指示 1:
Gゼロの記事によれば、2017年は何が公式に終わる年になるとされていますか。
指示 2:
Gゼロの記事の最後の文に続けて、その先の文章を書いてください。

引用文:
%%
2017/01/14

Gゼロの世界が到来。 世界は「果てしなき衝突」に

「Gゼロの世界」が到来した。国連もNATOも弱体化し
世界は「果てしなき衝突」に向かう
ユーラシア・グループ代表  イアン・ブレマー
取材・構成 古森義久 (産経新聞ワシントン駐在客員特派員)
「G2」と言われたアメリカも中国も、その他の国々も、世界でリーダーシップを発揮することができないそんな「Gゼロ」の時代をかねて予見していたイアン・ブレマー氏が、新たな1年の国際社会を見通した。
 2017年は「パクス・アメリカーナ」(アメリカの力による平和)が公式に終わる年となるだろう。ドナルド・トランプ氏の大統領当選と統治によりアメリカは自国が世界でも特別な役割を果たすとする「アメリカ例外主義」を放棄し、アメリカが世界には欠かせないとする考え方をも排除するようになるだろう。
 こうした展開は全世界に大きな衝撃を与える。中国が経済分野で国際的に劇的なほど指導的役割を果たすようになる。あるいは米欧関係が大幅に弱まる真空状態が生まれるかもしれない。東南アジアのアメリカの同盟国や友好国を中国に近づけるかもしれない。中東全体を傷つけることにもなりかねない。アメリカとロシアが温かい関係となるかもしれない。
%%
提供データ:
%%
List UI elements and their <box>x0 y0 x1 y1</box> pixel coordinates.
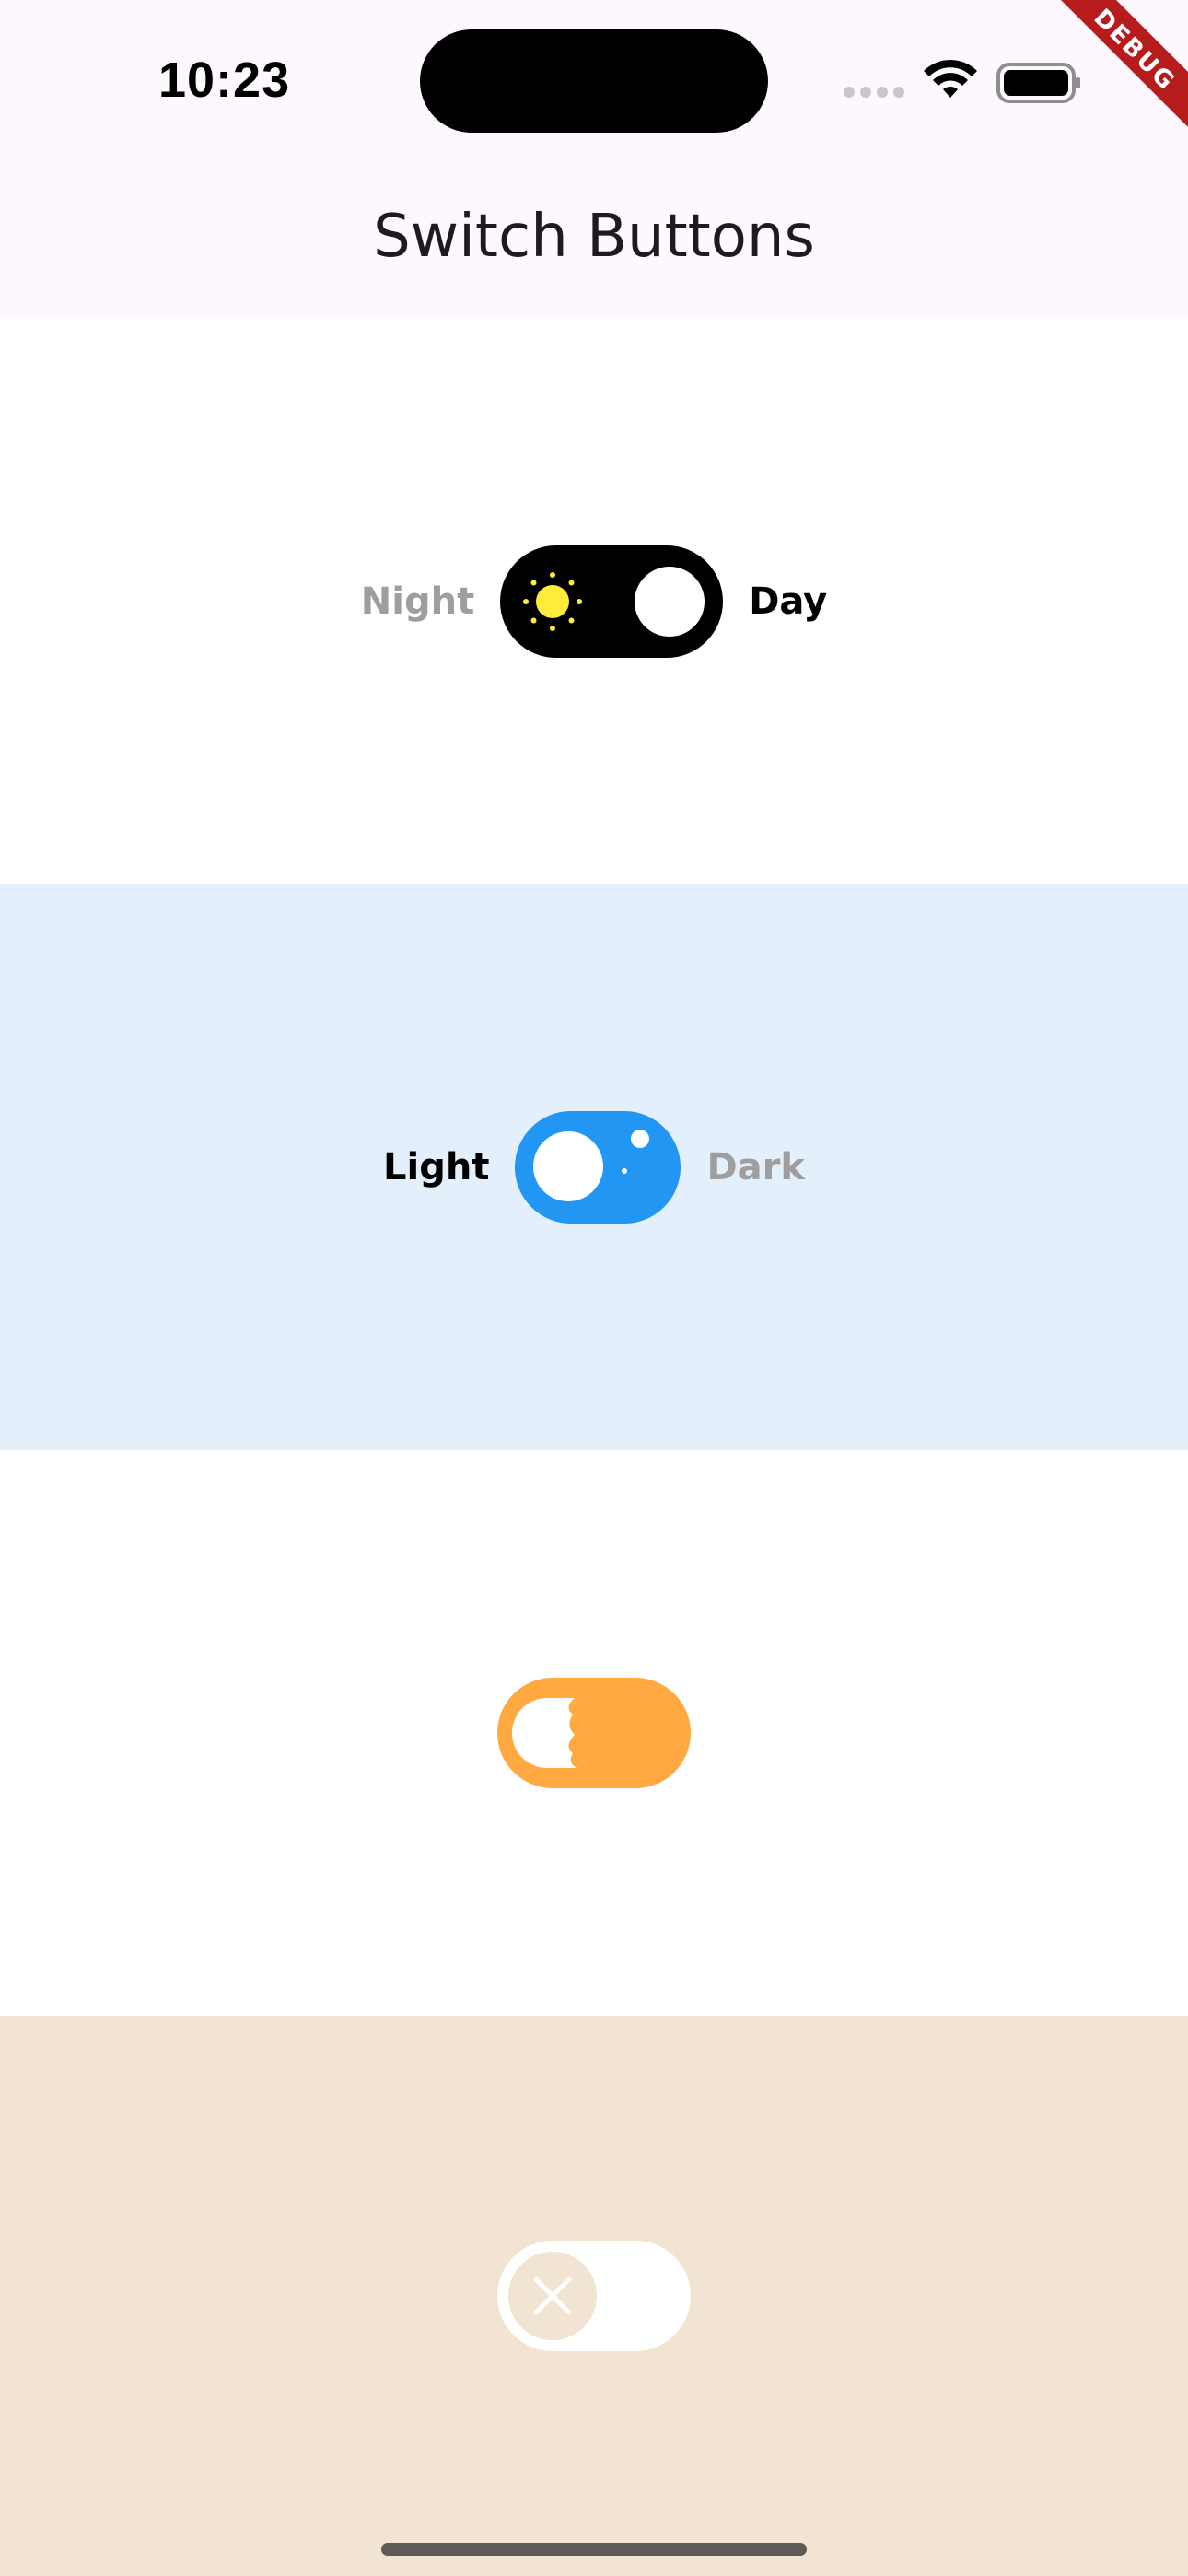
%%
解答 1:
「パクス・アメリカーナ」(アメリカの力による平和)です。

解答 2:
 アメリカの国際的な影響力は実はオバマ政権時代に衰え始めていた。欧州連合(EU)が弱くなったことも私たちは知っていた。中国がアメリカの代役のような役割を演じ始めた。ロシアも安全保障面でのアメリカの代替策を供し始めていた。一方、トランプ氏の外交政策と政策面での一貫性や整合性に欠ける外交チームの登場によってアメリカの国際的影響力の衰退はさらに加速されるだろう。
 ただしアメリカ国内をみると、トランプ氏が政権の主要ポストに選んだのは産業、金融、ビジネスの振興を強く支持する人物たちだ。議会の両院も共和党多数だ。その結果、トランプ政権は経済成長を促進し、減税を進め、インフラへの支出を増し、規制を整理する能力を高めることができる。
 この展望は現実的かつ重要だ。アメリカの株価が高値を示していることもそれが理由だと言える。
 しかし対外的な状況は異なる。アメリカの国際的な役割の縮小は否定できない。この状態は私がかねて唱えてきた「Gゼロの世界」に近い。GゼロとはG2とかG7というように世界を主導する特定の国家あるいは国家群がもう存在しない状況を指す。
 だが国連のような国際機関の力が強くなるわけでもない。アメリカは元来、多国機関は自国にとって負担であり、不必要な責任だとみなしてきた。トランプ政権はとくにその傾向が強い。新政権の国務副長官への任命が推測されるジョン・ボルトン氏は過去60年間でも他の誰よりも国連の機能を削り落としてきた人物なのだ。だからアメリカの新政権は国連の予算を削り、協力に難色を示すだろう。
 だが中国が国連に関してより大きな役割を果たそうとすることを忘れてはならない。私の個人的な友人のアントニオ・グテーレス新国連事務総長(元ポルトガル首相)は最近、北京を訪問したが、中国側は彼を主要国の元首のようにもてなし、国連は世界でも最重要の多国機関だから中国はあらゆる支援を惜しまないと明言していた。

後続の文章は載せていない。